[BEGIN]

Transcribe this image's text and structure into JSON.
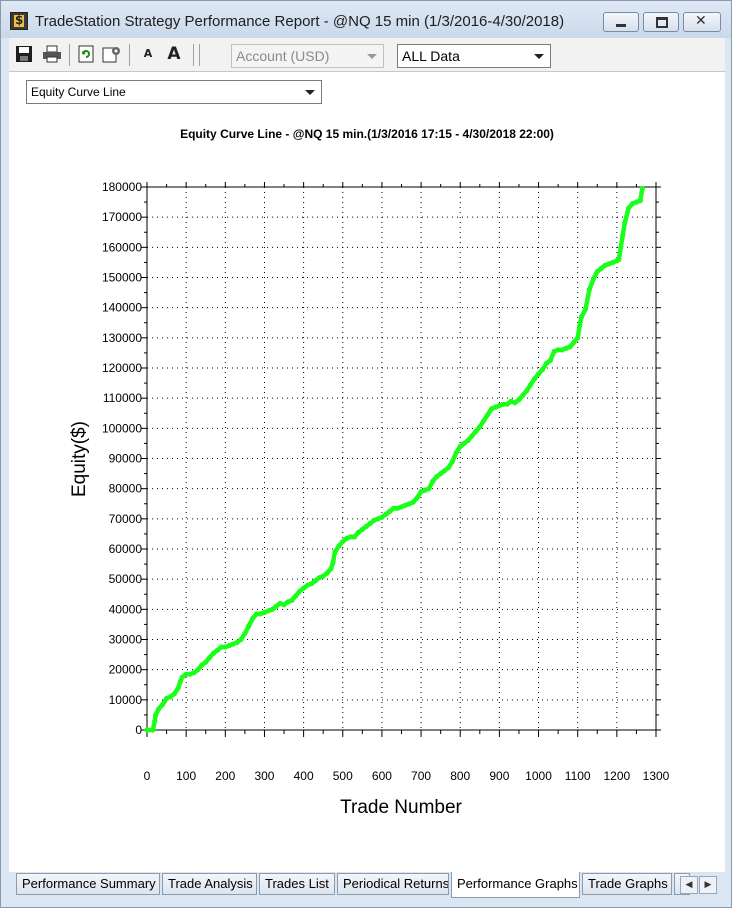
{
  "window": {
    "title": "TradeStation Strategy Performance Report - @NQ 15 min (1/3/2016-4/30/2018)"
  },
  "toolbar": {
    "icons": [
      "save-icon",
      "print-icon",
      "refresh-icon",
      "settings-icon",
      "decrease-font-icon",
      "increase-font-icon"
    ],
    "decrease_font_glyph": "A",
    "increase_font_glyph": "A",
    "account_select": "Account (USD)",
    "data_range_select": "ALL Data"
  },
  "graph_type_select": "Equity Curve Line",
  "tabs": [
    {
      "label": "Performance Summary",
      "active": false
    },
    {
      "label": "Trade Analysis",
      "active": false
    },
    {
      "label": "Trades List",
      "active": false
    },
    {
      "label": "Periodical Returns",
      "active": false
    },
    {
      "label": "Performance Graphs",
      "active": true
    },
    {
      "label": "Trade Graphs",
      "active": false
    },
    {
      "label": "S",
      "active": false
    }
  ],
  "colors": {
    "series_marker": "#19ff19",
    "series_line": "#000000"
  },
  "chart_data": {
    "type": "line",
    "title": "Equity Curve Line - @NQ 15 min.(1/3/2016 17:15 - 4/30/2018 22:00)",
    "xlabel": "Trade Number",
    "ylabel": "Equity($)",
    "xlim": [
      0,
      1300
    ],
    "ylim": [
      0,
      180000
    ],
    "x_ticks": [
      0,
      100,
      200,
      300,
      400,
      500,
      600,
      700,
      800,
      900,
      1000,
      1100,
      1200,
      1300
    ],
    "y_ticks": [
      0,
      10000,
      20000,
      30000,
      40000,
      50000,
      60000,
      70000,
      80000,
      90000,
      100000,
      110000,
      120000,
      130000,
      140000,
      150000,
      160000,
      170000,
      180000
    ],
    "grid": true,
    "legend": "none",
    "series": [
      {
        "x": [
          0,
          15,
          20,
          22,
          30,
          40,
          50,
          60,
          70,
          80,
          85,
          90,
          100,
          110,
          120,
          130,
          140,
          150,
          160,
          170,
          180,
          190,
          200,
          210,
          220,
          230,
          240,
          250,
          260,
          270,
          280,
          290,
          300,
          310,
          320,
          330,
          340,
          350,
          360,
          370,
          380,
          390,
          400,
          410,
          420,
          430,
          440,
          450,
          460,
          470,
          475,
          480,
          490,
          500,
          510,
          520,
          530,
          540,
          550,
          560,
          570,
          580,
          590,
          600,
          610,
          620,
          630,
          640,
          650,
          660,
          670,
          680,
          690,
          700,
          710,
          720,
          730,
          740,
          750,
          760,
          770,
          780,
          790,
          800,
          810,
          820,
          830,
          840,
          850,
          860,
          870,
          880,
          890,
          900,
          910,
          920,
          930,
          940,
          950,
          960,
          970,
          980,
          990,
          1000,
          1010,
          1020,
          1030,
          1040,
          1050,
          1060,
          1070,
          1080,
          1090,
          1100,
          1105,
          1110,
          1120,
          1130,
          1140,
          1150,
          1160,
          1170,
          1180,
          1190,
          1200,
          1205,
          1210,
          1215,
          1220,
          1230,
          1240,
          1250,
          1260,
          1265
        ],
        "y": [
          0,
          0,
          3000,
          5000,
          7000,
          8500,
          10500,
          11000,
          12000,
          14000,
          16000,
          17500,
          18500,
          18500,
          19000,
          20000,
          21500,
          22500,
          24000,
          25500,
          26500,
          27500,
          27500,
          28000,
          28500,
          29000,
          30000,
          32000,
          34500,
          37000,
          38500,
          38500,
          39000,
          39500,
          40000,
          41000,
          42000,
          41500,
          42500,
          43000,
          44500,
          46000,
          47000,
          48000,
          48500,
          49500,
          50500,
          51000,
          52000,
          53500,
          55500,
          59000,
          61000,
          62500,
          63500,
          64000,
          64000,
          65500,
          66500,
          67500,
          68500,
          69500,
          70000,
          70500,
          71500,
          72500,
          73500,
          73500,
          74000,
          74500,
          75000,
          75500,
          77000,
          79000,
          79500,
          80000,
          82500,
          84000,
          85000,
          86000,
          87000,
          89000,
          92000,
          94000,
          95000,
          96000,
          97500,
          99000,
          100500,
          102500,
          104500,
          106500,
          107000,
          107500,
          108000,
          108000,
          109000,
          108500,
          109500,
          111000,
          112500,
          114500,
          116500,
          118000,
          119500,
          121500,
          122500,
          125500,
          126000,
          126000,
          126500,
          127000,
          128500,
          130000,
          134000,
          137000,
          139500,
          146000,
          149500,
          152000,
          153000,
          154000,
          154500,
          155000,
          155500,
          156000,
          160000,
          164000,
          168000,
          173000,
          174500,
          175000,
          175500,
          179500
        ]
      }
    ]
  }
}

[END]

■ Request ■
From the entries above, extract every line where the word "title" appears.

■ Complete output ■
    "title": "TradeStation Strategy Performance Report - @NQ 15 min (1/3/2016-4/30/2018)"
    "title": "Equity Curve Line - @NQ 15 min.(1/3/2016 17:15 - 4/30/2018 22:00)",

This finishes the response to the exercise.